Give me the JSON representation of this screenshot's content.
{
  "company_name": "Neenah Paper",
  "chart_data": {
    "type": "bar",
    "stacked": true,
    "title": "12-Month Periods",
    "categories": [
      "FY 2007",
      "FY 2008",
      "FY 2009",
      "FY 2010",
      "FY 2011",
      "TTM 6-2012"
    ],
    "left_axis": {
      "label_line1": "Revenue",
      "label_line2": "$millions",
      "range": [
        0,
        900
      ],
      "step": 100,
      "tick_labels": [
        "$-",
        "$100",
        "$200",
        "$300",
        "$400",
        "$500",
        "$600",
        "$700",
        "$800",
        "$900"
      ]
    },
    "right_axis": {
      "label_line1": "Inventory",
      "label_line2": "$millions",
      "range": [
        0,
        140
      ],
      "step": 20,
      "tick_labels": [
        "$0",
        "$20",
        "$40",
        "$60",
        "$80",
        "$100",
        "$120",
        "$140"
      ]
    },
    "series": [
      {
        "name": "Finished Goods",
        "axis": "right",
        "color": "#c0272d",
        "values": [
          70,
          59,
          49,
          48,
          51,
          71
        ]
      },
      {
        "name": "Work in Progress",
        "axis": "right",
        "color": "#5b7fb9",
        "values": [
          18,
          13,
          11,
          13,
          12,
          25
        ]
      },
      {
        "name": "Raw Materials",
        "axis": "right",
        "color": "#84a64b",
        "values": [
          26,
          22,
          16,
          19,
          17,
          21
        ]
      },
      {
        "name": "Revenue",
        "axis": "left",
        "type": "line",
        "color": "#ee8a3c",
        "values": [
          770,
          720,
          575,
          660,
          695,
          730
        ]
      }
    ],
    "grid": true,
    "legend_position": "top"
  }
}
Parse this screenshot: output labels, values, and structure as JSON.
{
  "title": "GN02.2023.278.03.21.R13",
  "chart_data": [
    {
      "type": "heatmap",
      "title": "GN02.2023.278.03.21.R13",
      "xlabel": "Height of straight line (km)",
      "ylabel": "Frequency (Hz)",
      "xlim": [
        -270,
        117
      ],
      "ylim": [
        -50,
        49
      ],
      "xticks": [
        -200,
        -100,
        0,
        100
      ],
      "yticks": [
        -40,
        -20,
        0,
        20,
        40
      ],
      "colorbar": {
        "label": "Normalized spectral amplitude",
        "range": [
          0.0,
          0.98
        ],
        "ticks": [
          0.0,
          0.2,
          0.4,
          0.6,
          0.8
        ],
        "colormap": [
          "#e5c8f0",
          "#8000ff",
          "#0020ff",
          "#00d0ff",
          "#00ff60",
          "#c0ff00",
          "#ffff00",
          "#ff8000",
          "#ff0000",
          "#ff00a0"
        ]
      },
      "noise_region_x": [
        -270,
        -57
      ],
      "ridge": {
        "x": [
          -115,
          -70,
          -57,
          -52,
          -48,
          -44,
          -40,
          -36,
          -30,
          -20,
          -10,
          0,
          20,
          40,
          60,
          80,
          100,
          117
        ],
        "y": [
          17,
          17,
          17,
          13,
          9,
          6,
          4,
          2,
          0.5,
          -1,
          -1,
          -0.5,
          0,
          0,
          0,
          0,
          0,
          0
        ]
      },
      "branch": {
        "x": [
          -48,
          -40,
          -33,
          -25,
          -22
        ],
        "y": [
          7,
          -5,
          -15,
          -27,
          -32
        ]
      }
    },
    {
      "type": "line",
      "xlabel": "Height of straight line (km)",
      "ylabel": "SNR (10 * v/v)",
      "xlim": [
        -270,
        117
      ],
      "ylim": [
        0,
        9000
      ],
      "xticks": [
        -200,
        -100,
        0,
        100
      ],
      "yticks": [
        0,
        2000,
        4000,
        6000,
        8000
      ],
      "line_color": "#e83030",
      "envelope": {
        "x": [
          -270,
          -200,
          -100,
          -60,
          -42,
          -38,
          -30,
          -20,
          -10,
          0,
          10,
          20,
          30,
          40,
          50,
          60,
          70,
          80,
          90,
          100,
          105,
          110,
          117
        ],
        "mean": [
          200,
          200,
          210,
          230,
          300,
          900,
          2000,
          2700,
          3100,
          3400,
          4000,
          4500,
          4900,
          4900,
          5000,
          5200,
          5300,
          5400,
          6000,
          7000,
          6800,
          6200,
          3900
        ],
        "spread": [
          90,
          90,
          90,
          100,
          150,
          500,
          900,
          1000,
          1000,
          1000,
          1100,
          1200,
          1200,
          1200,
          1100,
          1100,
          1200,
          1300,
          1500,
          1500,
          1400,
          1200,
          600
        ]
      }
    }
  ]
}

○ ○ ○

• To do
Print every record above exactly as written.

• Finished answer
Give me the JSON representation of this screenshot's content.
{
  "company_name": "Neenah Paper",
  "chart_data": {
    "type": "bar",
    "stacked": true,
    "title": "12-Month Periods",
    "categories": [
      "FY 2007",
      "FY 2008",
      "FY 2009",
      "FY 2010",
      "FY 2011",
      "TTM 6-2012"
    ],
    "left_axis": {
      "label_line1": "Revenue",
      "label_line2": "$millions",
      "range": [
        0,
        900
      ],
      "step": 100,
      "tick_labels": [
        "$-",
        "$100",
        "$200",
        "$300",
        "$400",
        "$500",
        "$600",
        "$700",
        "$800",
        "$900"
      ]
    },
    "right_axis": {
      "label_line1": "Inventory",
      "label_line2": "$millions",
      "range": [
        0,
        140
      ],
      "step": 20,
      "tick_labels": [
        "$0",
        "$20",
        "$40",
        "$60",
        "$80",
        "$100",
        "$120",
        "$140"
      ]
    },
    "series": [
      {
        "name": "Finished Goods",
        "axis": "right",
        "color": "#c0272d",
        "values": [
          70,
          59,
          49,
          48,
          51,
          71
        ]
      },
      {
        "name": "Work in Progress",
        "axis": "right",
        "color": "#5b7fb9",
        "values": [
          18,
          13,
          11,
          13,
          12,
          25
        ]
      },
      {
        "name": "Raw Materials",
        "axis": "right",
        "color": "#84a64b",
        "values": [
          26,
          22,
          16,
          19,
          17,
          21
        ]
      },
      {
        "name": "Revenue",
        "axis": "left",
        "type": "line",
        "color": "#ee8a3c",
        "values": [
          770,
          720,
          575,
          660,
          695,
          730
        ]
      }
    ],
    "grid": true,
    "legend_position": "top"
  }
}
Parse this screenshot: output labels, values, and structure as JSON.
{
  "title": "GN02.2023.278.03.21.R13",
  "chart_data": [
    {
      "type": "heatmap",
      "title": "GN02.2023.278.03.21.R13",
      "xlabel": "Height of straight line (km)",
      "ylabel": "Frequency (Hz)",
      "xlim": [
        -270,
        117
      ],
      "ylim": [
        -50,
        49
      ],
      "xticks": [
        -200,
        -100,
        0,
        100
      ],
      "yticks": [
        -40,
        -20,
        0,
        20,
        40
      ],
      "colorbar": {
        "label": "Normalized spectral amplitude",
        "range": [
          0.0,
          0.98
        ],
        "ticks": [
          0.0,
          0.2,
          0.4,
          0.6,
          0.8
        ],
        "colormap": [
          "#e5c8f0",
          "#8000ff",
          "#0020ff",
          "#00d0ff",
          "#00ff60",
          "#c0ff00",
          "#ffff00",
          "#ff8000",
          "#ff0000",
          "#ff00a0"
        ]
      },
      "noise_region_x": [
        -270,
        -57
      ],
      "ridge": {
        "x": [
          -115,
          -70,
          -57,
          -52,
          -48,
          -44,
          -40,
          -36,
          -30,
          -20,
          -10,
          0,
          20,
          40,
          60,
          80,
          100,
          117
        ],
        "y": [
          17,
          17,
          17,
          13,
          9,
          6,
          4,
          2,
          0.5,
          -1,
          -1,
          -0.5,
          0,
          0,
          0,
          0,
          0,
          0
        ]
      },
      "branch": {
        "x": [
          -48,
          -40,
          -33,
          -25,
          -22
        ],
        "y": [
          7,
          -5,
          -15,
          -27,
          -32
        ]
      }
    },
    {
      "type": "line",
      "xlabel": "Height of straight line (km)",
      "ylabel": "SNR (10 * v/v)",
      "xlim": [
        -270,
        117
      ],
      "ylim": [
        0,
        9000
      ],
      "xticks": [
        -200,
        -100,
        0,
        100
      ],
      "yticks": [
        0,
        2000,
        4000,
        6000,
        8000
      ],
      "line_color": "#e83030",
      "envelope": {
        "x": [
          -270,
          -200,
          -100,
          -60,
          -42,
          -38,
          -30,
          -20,
          -10,
          0,
          10,
          20,
          30,
          40,
          50,
          60,
          70,
          80,
          90,
          100,
          105,
          110,
          117
        ],
        "mean": [
          200,
          200,
          210,
          230,
          300,
          900,
          2000,
          2700,
          3100,
          3400,
          4000,
          4500,
          4900,
          4900,
          5000,
          5200,
          5300,
          5400,
          6000,
          7000,
          6800,
          6200,
          3900
        ],
        "spread": [
          90,
          90,
          90,
          100,
          150,
          500,
          900,
          1000,
          1000,
          1000,
          1100,
          1200,
          1200,
          1200,
          1100,
          1100,
          1200,
          1300,
          1500,
          1500,
          1400,
          1200,
          600
        ]
      }
    }
  ]
}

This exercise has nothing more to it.